Records for this task:
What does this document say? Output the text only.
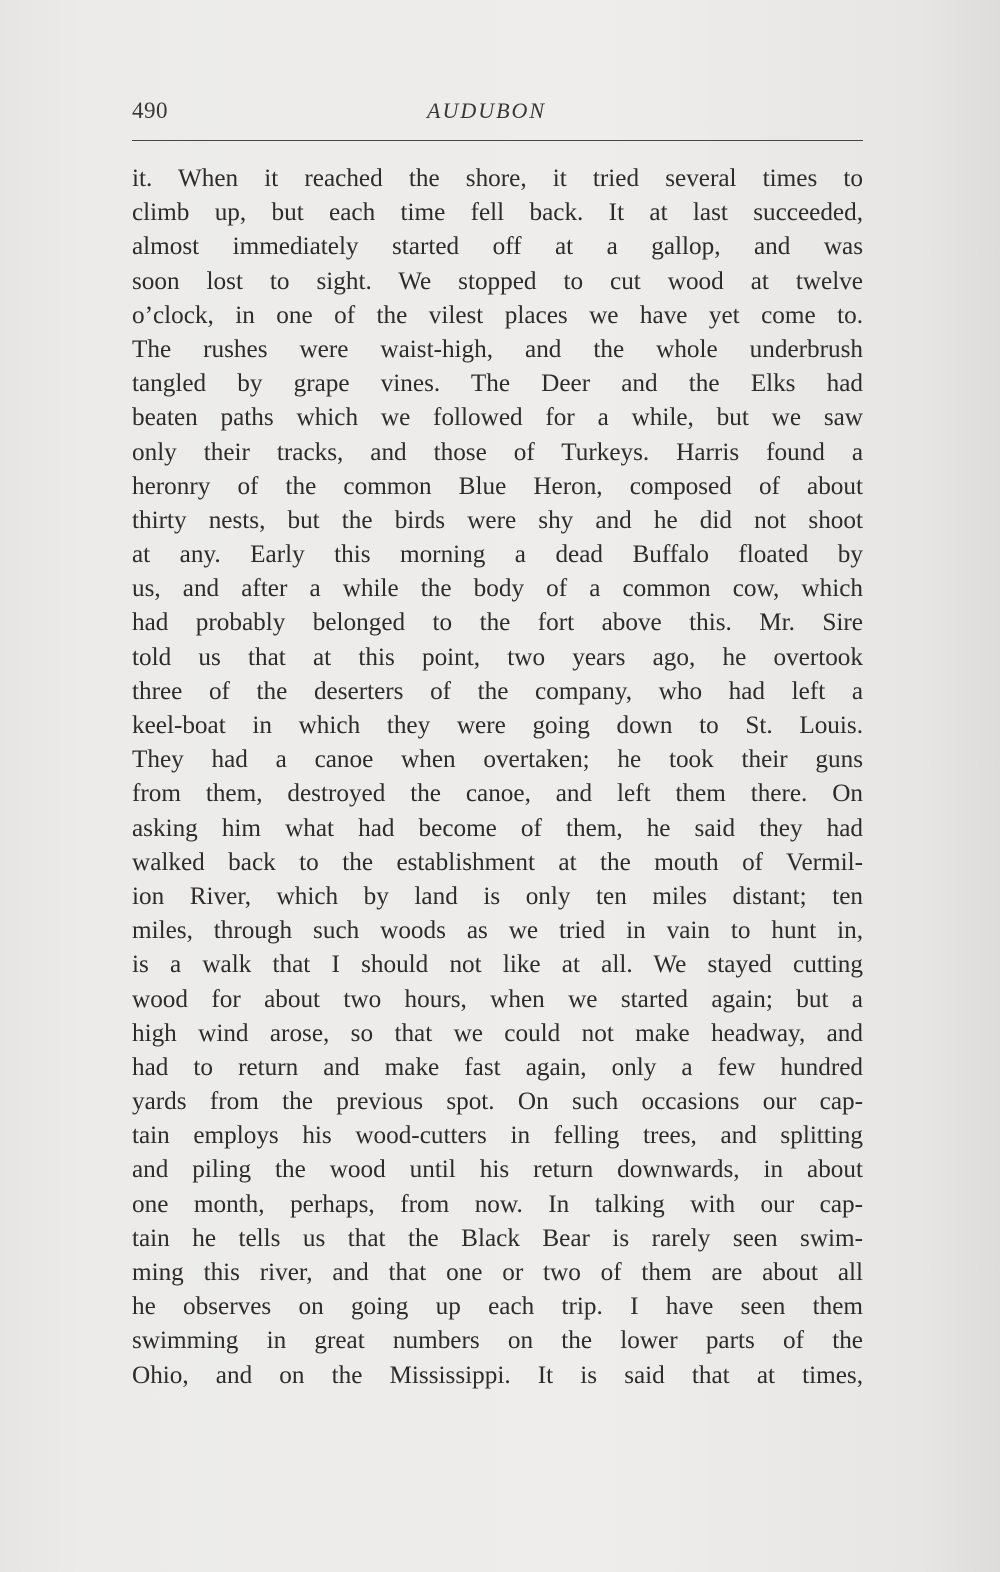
490	AUDUBON
it. When it reached the shore, it tried several times to
climb up, but each time fell back. It at last succeeded,
almost immediately started off at a gallop, and was
soon lost to sight. We stopped to cut wood at twelve
o’clock, in one of the vilest places we have yet come to.
The rushes were waist-high, and the whole underbrush
tangled by grape vines. The Deer and the Elks had
beaten paths which we followed for a while, but we saw
only their tracks, and those of Turkeys. Harris found a
heronry of the common Blue Heron, composed of about
thirty nests, but the birds were shy and he did not shoot
at any. Early this morning a dead Buffalo floated by
us, and after a while the body of a common cow, which
had probably belonged to the fort above this. Mr. Sire
told us that at this point, two years ago, he overtook
three of the deserters of the company, who had left a
keel-boat in which they were going down to St. Louis.
They had a canoe when overtaken; he took their guns
from them, destroyed the canoe, and left them there. On
asking him what had become of them, he said they had
walked back to the establishment at the mouth of Vermil-
ion River, which by land is only ten miles distant; ten
miles, through such woods as we tried in vain to hunt in,
is a walk that I should not like at all. We stayed cutting
wood for about two hours, when we started again; but a
high wind arose, so that we could not make headway, and
had to return and make fast again, only a few hundred
yards from the previous spot. On such occasions our cap-
tain employs his wood-cutters in felling trees, and splitting
and piling the wood until his return downwards, in about
one month, perhaps, from now. In talking with our cap-
tain he tells us that the Black Bear is rarely seen swim-
ming this river, and that one or two of them are about all
he observes on going up each trip. I have seen them
swimming in great numbers on the lower parts of the
Ohio, and on the Mississippi. It is said that at times,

Task details:
Check each line above for the string "tried" and report how many lines have it, giving only the number.

Written solution:
2